Given entries -
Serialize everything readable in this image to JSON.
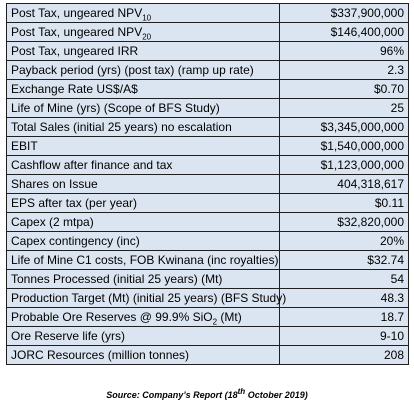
{
  "table": {
    "rows": [
      {
        "label": "Post Tax, ungeared NPV",
        "sub": "10",
        "value": "$337,900,000"
      },
      {
        "label": "Post Tax, ungeared NPV",
        "sub": "20",
        "value": "$146,400,000"
      },
      {
        "label": "Post Tax, ungeared IRR",
        "value": "96%"
      },
      {
        "label": "Payback period (yrs) (post tax) (ramp up rate)",
        "value": "2.3"
      },
      {
        "label": "Exchange Rate US$/A$",
        "value": "$0.70"
      },
      {
        "label": "Life of Mine (yrs) (Scope of BFS Study)",
        "value": "25"
      },
      {
        "label": "Total Sales (initial 25 years) no escalation",
        "value": "$3,345,000,000"
      },
      {
        "label": "EBIT",
        "value": "$1,540,000,000"
      },
      {
        "label": "Cashflow after finance and tax",
        "value": "$1,123,000,000"
      },
      {
        "label": "Shares on Issue",
        "value": "404,318,617"
      },
      {
        "label": "EPS after tax (per year)",
        "value": "$0.11"
      },
      {
        "label": "Capex (2 mtpa)",
        "value": "$32,820,000"
      },
      {
        "label": "Capex contingency (inc)",
        "value": "20%"
      },
      {
        "label": "Life of Mine C1 costs, FOB Kwinana (inc royalties)",
        "value": "$32.74"
      },
      {
        "label": "Tonnes Processed (initial 25 years) (Mt)",
        "value": "54"
      },
      {
        "label": "Production Target (Mt) (initial 25 years) (BFS Study)",
        "value": "48.3"
      },
      {
        "label": "Probable Ore Reserves @ 99.9% SiO",
        "sub": "2",
        "label_end": " (Mt)",
        "value": "18.7"
      },
      {
        "label": "Ore Reserve life (yrs)",
        "value": "9-10"
      },
      {
        "label": "JORC Resources (million tonnes)",
        "value": "208"
      }
    ]
  },
  "source": {
    "text": "Source: Company’s Report (18",
    "sup": "th",
    "text_end": " October 2019)"
  }
}
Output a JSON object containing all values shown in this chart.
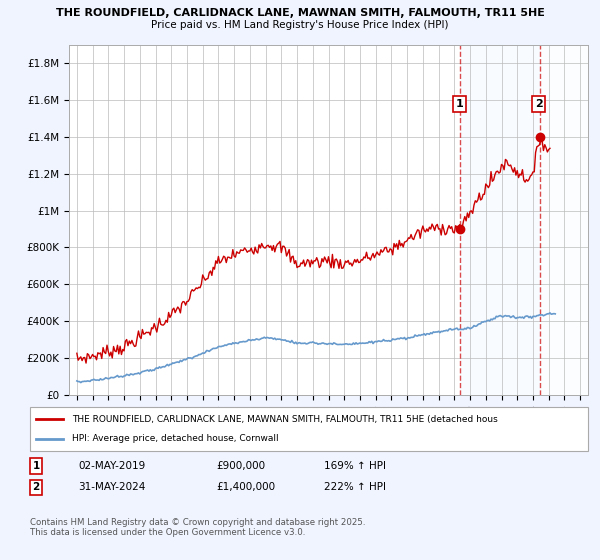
{
  "title_line1": "THE ROUNDFIELD, CARLIDNACK LANE, MAWNAN SMITH, FALMOUTH, TR11 5HE",
  "title_line2": "Price paid vs. HM Land Registry's House Price Index (HPI)",
  "bg_color": "#f0f4ff",
  "plot_bg_color": "#ffffff",
  "grid_color": "#bbbbbb",
  "red_color": "#cc0000",
  "blue_color": "#6699cc",
  "hatch_color": "#bbbbbb",
  "shade_color": "#ddeeff",
  "sale1_x": 2019.37,
  "sale1_y": 900000,
  "sale2_x": 2024.42,
  "sale2_y": 1400000,
  "sale1_date": "02-MAY-2019",
  "sale2_date": "31-MAY-2024",
  "sale1_price_str": "£900,000",
  "sale2_price_str": "£1,400,000",
  "sale1_hpi_str": "169% ↑ HPI",
  "sale2_hpi_str": "222% ↑ HPI",
  "legend_line1": "THE ROUNDFIELD, CARLIDNACK LANE, MAWNAN SMITH, FALMOUTH, TR11 5HE (detached hous",
  "legend_line2": "HPI: Average price, detached house, Cornwall",
  "footnote": "Contains HM Land Registry data © Crown copyright and database right 2025.\nThis data is licensed under the Open Government Licence v3.0.",
  "xlim": [
    1994.5,
    2027.5
  ],
  "ylim": [
    0,
    1900000
  ],
  "ytick_values": [
    0,
    200000,
    400000,
    600000,
    800000,
    1000000,
    1200000,
    1400000,
    1600000,
    1800000
  ],
  "ytick_labels": [
    "£0",
    "£200K",
    "£400K",
    "£600K",
    "£800K",
    "£1M",
    "£1.2M",
    "£1.4M",
    "£1.6M",
    "£1.8M"
  ]
}
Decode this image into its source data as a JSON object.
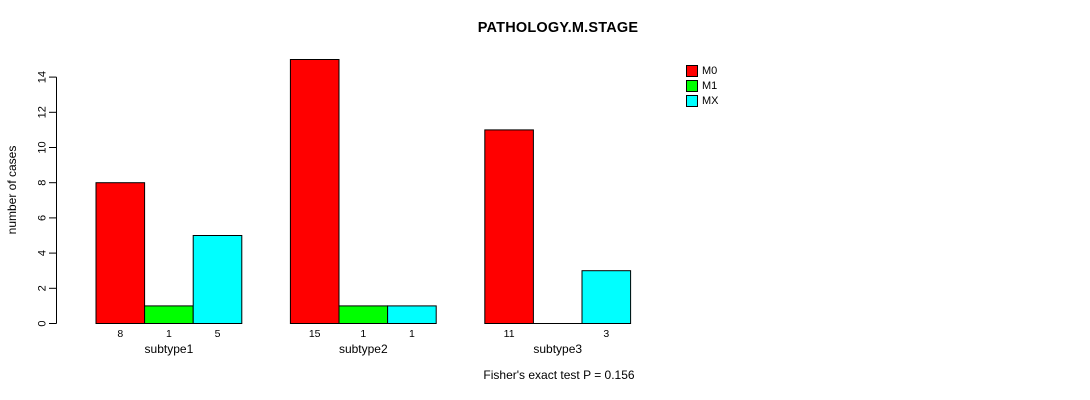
{
  "title": "PATHOLOGY.M.STAGE",
  "ylabel": "number of cases",
  "stat_annotation": "Fisher's exact test P = 0.156",
  "legend": [
    {
      "label": "M0",
      "color": "#ff0000"
    },
    {
      "label": "M1",
      "color": "#00ff00"
    },
    {
      "label": "MX",
      "color": "#00ffff"
    }
  ],
  "chart_data": {
    "type": "bar",
    "grouped": true,
    "title": "PATHOLOGY.M.STAGE",
    "xlabel": "",
    "ylabel": "number of cases",
    "categories": [
      "subtype1",
      "subtype2",
      "subtype3"
    ],
    "series": [
      {
        "name": "M0",
        "color": "#ff0000",
        "values": [
          8,
          15,
          11
        ]
      },
      {
        "name": "M1",
        "color": "#00ff00",
        "values": [
          1,
          1,
          0
        ]
      },
      {
        "name": "MX",
        "color": "#00ffff",
        "values": [
          5,
          1,
          3
        ]
      }
    ],
    "bar_value_labels": [
      [
        "8",
        "1",
        "5"
      ],
      [
        "15",
        "1",
        "1"
      ],
      [
        "11",
        "",
        "3"
      ]
    ],
    "yticks": [
      0,
      2,
      4,
      6,
      8,
      10,
      12,
      14
    ],
    "ylim": [
      0,
      15
    ],
    "grid": false,
    "bar_border_color": "#000000",
    "legend_position": "top-right",
    "annotation": "Fisher's exact test P = 0.156"
  }
}
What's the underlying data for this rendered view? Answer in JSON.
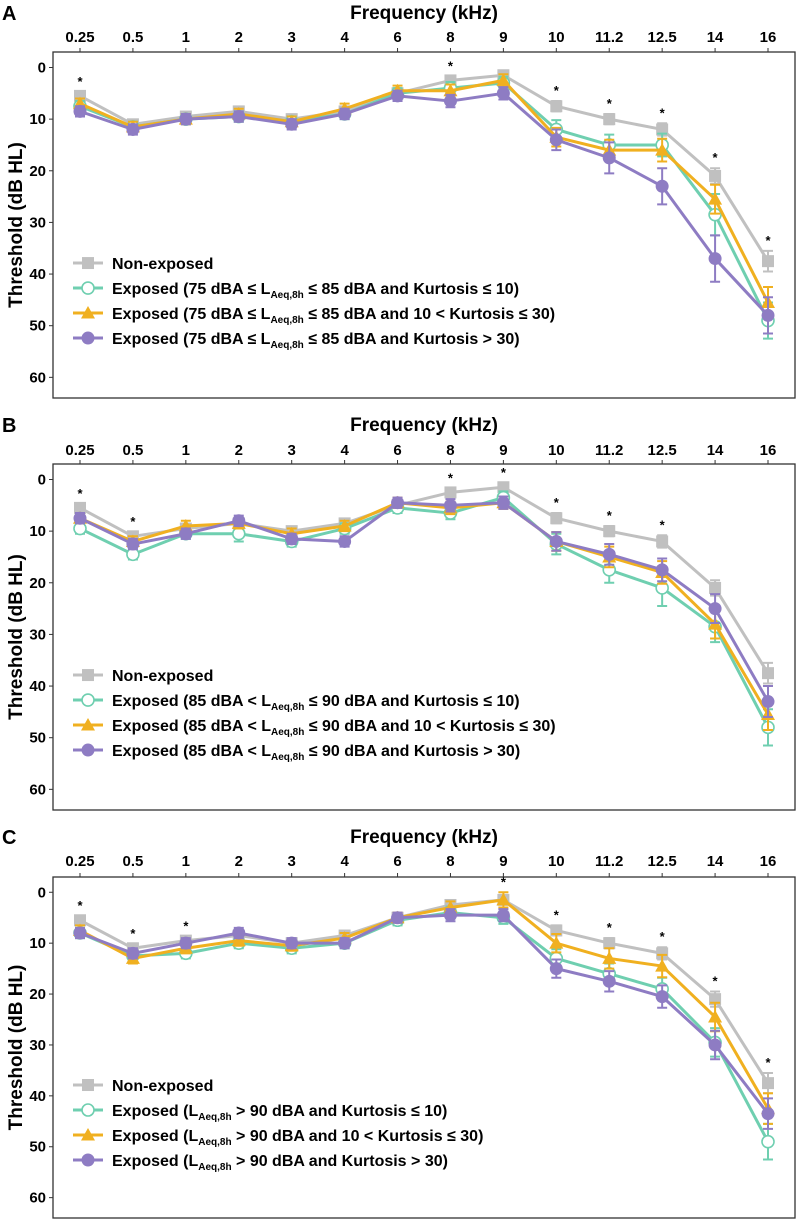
{
  "figure": {
    "x_axis_title": "Frequency (kHz)",
    "y_axis_title": "Threshold (dB HL)",
    "colors": {
      "non_exposed": "#c0c0c0",
      "k_low": "#6fcfb0",
      "k_mid": "#f0b020",
      "k_high": "#8e7cc3"
    }
  },
  "chart_data": [
    {
      "panel": "A",
      "type": "line",
      "xlabel": "Frequency (kHz)",
      "ylabel": "Threshold (dB HL)",
      "x_ticks": [
        "0.25",
        "0.5",
        "1",
        "2",
        "3",
        "4",
        "6",
        "8",
        "9",
        "10",
        "11.2",
        "12.5",
        "14",
        "16"
      ],
      "y_ticks": [
        0,
        10,
        20,
        30,
        40,
        50,
        60
      ],
      "ylim": [
        -3,
        64
      ],
      "y_reversed": true,
      "legend_position": "bottom-left",
      "series": [
        {
          "name": "Non-exposed",
          "key": "non_exposed",
          "marker": "square",
          "values": [
            5.5,
            11,
            9.5,
            8.5,
            10,
            8.5,
            5,
            2.5,
            1.5,
            7.5,
            10,
            12,
            21,
            37.5
          ],
          "errors": [
            0.8,
            0.8,
            0.8,
            0.8,
            0.8,
            0.8,
            0.8,
            0.8,
            0.8,
            1,
            1,
            1.2,
            1.5,
            2
          ]
        },
        {
          "name": "Exposed",
          "legend_pre": "Exposed (75 dBA ≤ L",
          "legend_sub": "Aeq,8h",
          "legend_post": " ≤ 85 dBA and Kurtosis ≤ 10)",
          "key": "k_low",
          "marker": "circle-open",
          "values": [
            7.5,
            11.5,
            10,
            9.5,
            10.5,
            9,
            5,
            4,
            3,
            12,
            15,
            15,
            28.5,
            49
          ],
          "errors": [
            1,
            1,
            1,
            1,
            1,
            1,
            1,
            1.2,
            1.2,
            1.8,
            2,
            2.2,
            4,
            3.5
          ]
        },
        {
          "name": "Exposed",
          "legend_pre": "Exposed (75 dBA ≤ L",
          "legend_sub": "Aeq,8h",
          "legend_post": " ≤ 85 dBA and 10 < Kurtosis ≤ 30)",
          "key": "k_mid",
          "marker": "triangle",
          "values": [
            7,
            11.5,
            10,
            9,
            10.5,
            8,
            4.5,
            4.5,
            2.5,
            13.5,
            16,
            16,
            25.5,
            45.5
          ],
          "errors": [
            1,
            1,
            1,
            1,
            1,
            1,
            1,
            1.2,
            1.2,
            1.8,
            2,
            2.2,
            2.8,
            3
          ]
        },
        {
          "name": "Exposed",
          "legend_pre": "Exposed (75 dBA ≤ L",
          "legend_sub": "Aeq,8h",
          "legend_post": " ≤ 85 dBA and Kurtosis > 30)",
          "key": "k_high",
          "marker": "circle",
          "values": [
            8.5,
            12,
            10,
            9.5,
            11,
            9,
            5.5,
            6.5,
            5,
            14,
            17.5,
            23,
            37,
            48
          ],
          "errors": [
            1,
            1,
            1,
            1,
            1,
            1,
            1,
            1.2,
            1.2,
            2,
            3,
            3.5,
            4.5,
            3.5
          ]
        }
      ],
      "significance": [
        "0.25",
        "8",
        "10",
        "11.2",
        "12.5",
        "14",
        "16"
      ],
      "significance_mark": "*"
    },
    {
      "panel": "B",
      "type": "line",
      "xlabel": "Frequency (kHz)",
      "ylabel": "Threshold (dB HL)",
      "x_ticks": [
        "0.25",
        "0.5",
        "1",
        "2",
        "3",
        "4",
        "6",
        "8",
        "9",
        "10",
        "11.2",
        "12.5",
        "14",
        "16"
      ],
      "y_ticks": [
        0,
        10,
        20,
        30,
        40,
        50,
        60
      ],
      "ylim": [
        -3,
        64
      ],
      "y_reversed": true,
      "legend_position": "bottom-left",
      "series": [
        {
          "name": "Non-exposed",
          "key": "non_exposed",
          "marker": "square",
          "values": [
            5.5,
            11,
            9.5,
            8.5,
            10,
            8.5,
            5,
            2.5,
            1.5,
            7.5,
            10,
            12,
            21,
            37.5
          ],
          "errors": [
            0.8,
            0.8,
            0.8,
            0.8,
            0.8,
            0.8,
            0.8,
            0.8,
            0.8,
            1,
            1,
            1.2,
            1.5,
            2
          ]
        },
        {
          "name": "Exposed",
          "legend_pre": "Exposed (85 dBA < L",
          "legend_sub": "Aeq,8h",
          "legend_post": " ≤ 90 dBA and Kurtosis ≤ 10)",
          "key": "k_low",
          "marker": "circle-open",
          "values": [
            9.5,
            14.5,
            10.5,
            10.5,
            12,
            9.5,
            5.5,
            6.5,
            3.5,
            12.5,
            17.5,
            21,
            28.5,
            48
          ],
          "errors": [
            1,
            1,
            1,
            1.5,
            1,
            1,
            1,
            1.2,
            1.2,
            2,
            2.5,
            3.5,
            3,
            3.5
          ]
        },
        {
          "name": "Exposed",
          "legend_pre": "Exposed (85 dBA < L",
          "legend_sub": "Aeq,8h",
          "legend_post": " ≤ 90 dBA and 10 < Kurtosis ≤ 30)",
          "key": "k_mid",
          "marker": "triangle",
          "values": [
            7.5,
            12,
            9,
            8.5,
            10.5,
            9,
            4.5,
            5.5,
            4.5,
            12,
            15,
            18,
            28,
            45.5
          ],
          "errors": [
            1,
            1,
            1,
            1,
            1,
            1,
            1,
            1.2,
            1.2,
            1.8,
            2,
            2.2,
            2.8,
            3
          ]
        },
        {
          "name": "Exposed",
          "legend_pre": "Exposed (85 dBA < L",
          "legend_sub": "Aeq,8h",
          "legend_post": " ≤ 90 dBA and Kurtosis > 30)",
          "key": "k_high",
          "marker": "circle",
          "values": [
            7.5,
            12.5,
            10.5,
            8,
            11.5,
            12,
            4.5,
            5,
            4.5,
            12,
            14.5,
            17.5,
            25,
            43
          ],
          "errors": [
            1,
            1,
            1,
            1,
            1,
            1,
            1,
            1.2,
            1.2,
            1.8,
            2,
            2.2,
            2.8,
            3
          ]
        }
      ],
      "significance": [
        "0.25",
        "0.5",
        "8",
        "9",
        "10",
        "11.2",
        "12.5"
      ],
      "significance_mark": "*"
    },
    {
      "panel": "C",
      "type": "line",
      "xlabel": "Frequency (kHz)",
      "ylabel": "Threshold (dB HL)",
      "x_ticks": [
        "0.25",
        "0.5",
        "1",
        "2",
        "3",
        "4",
        "6",
        "8",
        "9",
        "10",
        "11.2",
        "12.5",
        "14",
        "16"
      ],
      "y_ticks": [
        0,
        10,
        20,
        30,
        40,
        50,
        60
      ],
      "ylim": [
        -3,
        64
      ],
      "y_reversed": true,
      "legend_position": "bottom-left",
      "series": [
        {
          "name": "Non-exposed",
          "key": "non_exposed",
          "marker": "square",
          "values": [
            5.5,
            11,
            9.5,
            8.5,
            10,
            8.5,
            5,
            2.5,
            1.5,
            7.5,
            10,
            12,
            21,
            37.5
          ],
          "errors": [
            0.8,
            0.8,
            0.8,
            0.8,
            0.8,
            0.8,
            0.8,
            0.8,
            0.8,
            1,
            1,
            1.2,
            1.5,
            2
          ]
        },
        {
          "name": "Exposed",
          "legend_pre": "Exposed (L",
          "legend_sub": "Aeq,8h",
          "legend_post": " > 90 dBA and Kurtosis ≤ 10)",
          "key": "k_low",
          "marker": "circle-open",
          "values": [
            8,
            12.5,
            12,
            10,
            11,
            10,
            5.5,
            4,
            5,
            13,
            16,
            19,
            29.5,
            49
          ],
          "errors": [
            1,
            1,
            1,
            1,
            1,
            1,
            1,
            1.2,
            1.2,
            1.8,
            2,
            2.2,
            2.8,
            3.5
          ]
        },
        {
          "name": "Exposed",
          "legend_pre": "Exposed (L",
          "legend_sub": "Aeq,8h",
          "legend_post": " > 90 dBA and 10 < Kurtosis ≤ 30)",
          "key": "k_mid",
          "marker": "triangle",
          "values": [
            7.5,
            13,
            11,
            9.5,
            10.5,
            9,
            5,
            3,
            1.5,
            10,
            13,
            14.5,
            24.5,
            42.5
          ],
          "errors": [
            1,
            1,
            1,
            1,
            1,
            1,
            1,
            1.2,
            1.5,
            1.8,
            2,
            2.2,
            2.8,
            3
          ]
        },
        {
          "name": "Exposed",
          "legend_pre": "Exposed (L",
          "legend_sub": "Aeq,8h",
          "legend_post": " > 90 dBA and Kurtosis > 30)",
          "key": "k_high",
          "marker": "circle",
          "values": [
            8,
            12,
            10,
            8,
            10,
            10,
            5,
            4.5,
            4.5,
            15,
            17.5,
            20.5,
            30,
            43.5
          ],
          "errors": [
            1,
            1,
            1,
            1,
            1,
            1,
            1,
            1.2,
            1.2,
            1.8,
            2,
            2.2,
            2.8,
            3
          ]
        }
      ],
      "significance": [
        "0.25",
        "0.5",
        "1",
        "9",
        "10",
        "11.2",
        "12.5",
        "14",
        "16"
      ],
      "significance_mark": "*"
    }
  ]
}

Stated task - Using the records above, find and show each line with the string "Study".

Solution -
        "label": "Life of Mine (yrs) (Scope of BFS Study)",
        "label": "Production Target (Mt) (initial 25 years) (BFS Study)",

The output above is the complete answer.